» **What you should do**
All the data below goes into the copy word for word, but the pictures don't.
=== Extracted material ===
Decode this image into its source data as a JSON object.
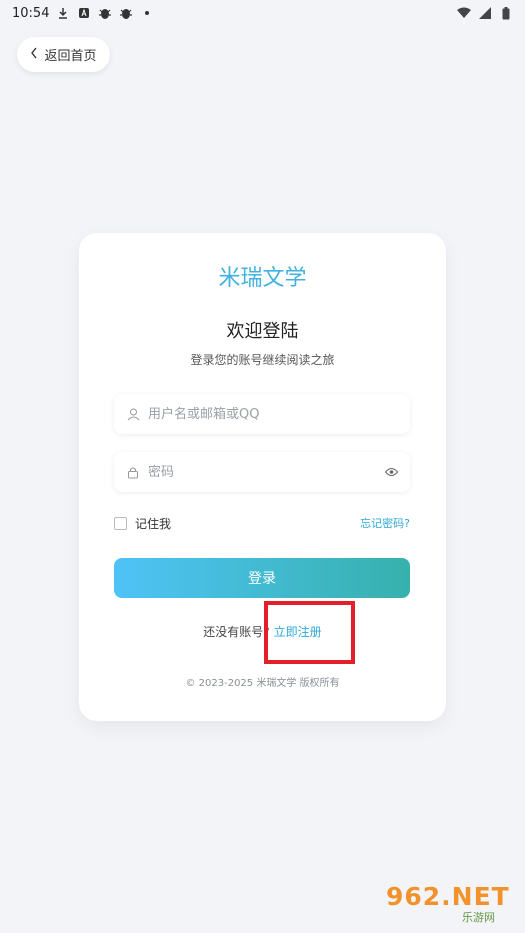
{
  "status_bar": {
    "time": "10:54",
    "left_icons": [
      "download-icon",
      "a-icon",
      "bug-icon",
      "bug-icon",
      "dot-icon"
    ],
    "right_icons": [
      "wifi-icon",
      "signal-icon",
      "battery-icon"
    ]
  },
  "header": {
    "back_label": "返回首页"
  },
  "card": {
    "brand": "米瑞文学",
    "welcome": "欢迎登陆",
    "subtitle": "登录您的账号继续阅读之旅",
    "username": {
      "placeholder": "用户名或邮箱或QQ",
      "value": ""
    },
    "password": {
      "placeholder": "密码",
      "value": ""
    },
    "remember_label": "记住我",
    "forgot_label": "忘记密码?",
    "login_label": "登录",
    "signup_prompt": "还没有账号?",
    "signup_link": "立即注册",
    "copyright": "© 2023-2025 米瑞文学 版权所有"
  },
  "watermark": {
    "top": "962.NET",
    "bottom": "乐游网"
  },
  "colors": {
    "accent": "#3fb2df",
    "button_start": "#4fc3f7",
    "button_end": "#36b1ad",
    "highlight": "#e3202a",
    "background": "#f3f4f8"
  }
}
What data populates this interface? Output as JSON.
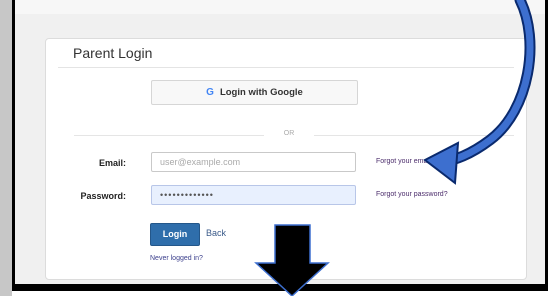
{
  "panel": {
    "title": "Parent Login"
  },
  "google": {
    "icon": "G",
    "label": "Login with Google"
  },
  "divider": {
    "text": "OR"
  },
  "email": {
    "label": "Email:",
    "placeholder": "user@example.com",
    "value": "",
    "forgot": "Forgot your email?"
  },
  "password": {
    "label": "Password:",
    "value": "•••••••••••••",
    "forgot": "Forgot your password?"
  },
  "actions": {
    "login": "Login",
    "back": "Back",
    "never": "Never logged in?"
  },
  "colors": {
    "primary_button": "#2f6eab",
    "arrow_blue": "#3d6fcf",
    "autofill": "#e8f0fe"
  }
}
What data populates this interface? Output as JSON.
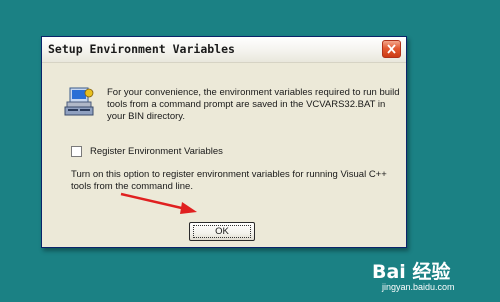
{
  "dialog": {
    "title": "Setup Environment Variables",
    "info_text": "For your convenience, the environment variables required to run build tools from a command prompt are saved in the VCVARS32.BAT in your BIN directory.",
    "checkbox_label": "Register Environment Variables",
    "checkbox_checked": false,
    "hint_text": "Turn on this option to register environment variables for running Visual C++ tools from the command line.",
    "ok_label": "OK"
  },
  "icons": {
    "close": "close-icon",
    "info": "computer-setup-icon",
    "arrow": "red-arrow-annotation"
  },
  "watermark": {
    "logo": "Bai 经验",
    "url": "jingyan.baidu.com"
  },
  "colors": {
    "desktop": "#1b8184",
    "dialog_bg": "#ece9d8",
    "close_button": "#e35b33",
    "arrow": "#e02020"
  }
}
===
» **Solution**
Decode this image into its source data as a JSON object.
{
  "status_bar": {
    "time": "10:54",
    "left_icons": [
      "download-icon",
      "a-icon",
      "bug-icon",
      "bug-icon",
      "dot-icon"
    ],
    "right_icons": [
      "wifi-icon",
      "signal-icon",
      "battery-icon"
    ]
  },
  "header": {
    "back_label": "返回首页"
  },
  "card": {
    "brand": "米瑞文学",
    "welcome": "欢迎登陆",
    "subtitle": "登录您的账号继续阅读之旅",
    "username": {
      "placeholder": "用户名或邮箱或QQ",
      "value": ""
    },
    "password": {
      "placeholder": "密码",
      "value": ""
    },
    "remember_label": "记住我",
    "forgot_label": "忘记密码?",
    "login_label": "登录",
    "signup_prompt": "还没有账号?",
    "signup_link": "立即注册",
    "copyright": "© 2023-2025 米瑞文学 版权所有"
  },
  "watermark": {
    "top": "962.NET",
    "bottom": "乐游网"
  },
  "colors": {
    "accent": "#3fb2df",
    "button_start": "#4fc3f7",
    "button_end": "#36b1ad",
    "highlight": "#e3202a",
    "background": "#f3f4f8"
  }
}
What data populates this interface? Output as JSON.
{
  "panel": {
    "title": "Parent Login"
  },
  "google": {
    "icon": "G",
    "label": "Login with Google"
  },
  "divider": {
    "text": "OR"
  },
  "email": {
    "label": "Email:",
    "placeholder": "user@example.com",
    "value": "",
    "forgot": "Forgot your email?"
  },
  "password": {
    "label": "Password:",
    "value": "•••••••••••••",
    "forgot": "Forgot your password?"
  },
  "actions": {
    "login": "Login",
    "back": "Back",
    "never": "Never logged in?"
  },
  "colors": {
    "primary_button": "#2f6eab",
    "arrow_blue": "#3d6fcf",
    "autofill": "#e8f0fe"
  }
}
What data populates this interface? Output as JSON.
{
  "dialog": {
    "title": "Setup Environment Variables",
    "info_text": "For your convenience, the environment variables required to run build tools from a command prompt are saved in the VCVARS32.BAT in your BIN directory.",
    "checkbox_label": "Register Environment Variables",
    "checkbox_checked": false,
    "hint_text": "Turn on this option to register environment variables for running Visual C++ tools from the command line.",
    "ok_label": "OK"
  },
  "icons": {
    "close": "close-icon",
    "info": "computer-setup-icon",
    "arrow": "red-arrow-annotation"
  },
  "watermark": {
    "logo": "Bai 经验",
    "url": "jingyan.baidu.com"
  },
  "colors": {
    "desktop": "#1b8184",
    "dialog_bg": "#ece9d8",
    "close_button": "#e35b33",
    "arrow": "#e02020"
  }
}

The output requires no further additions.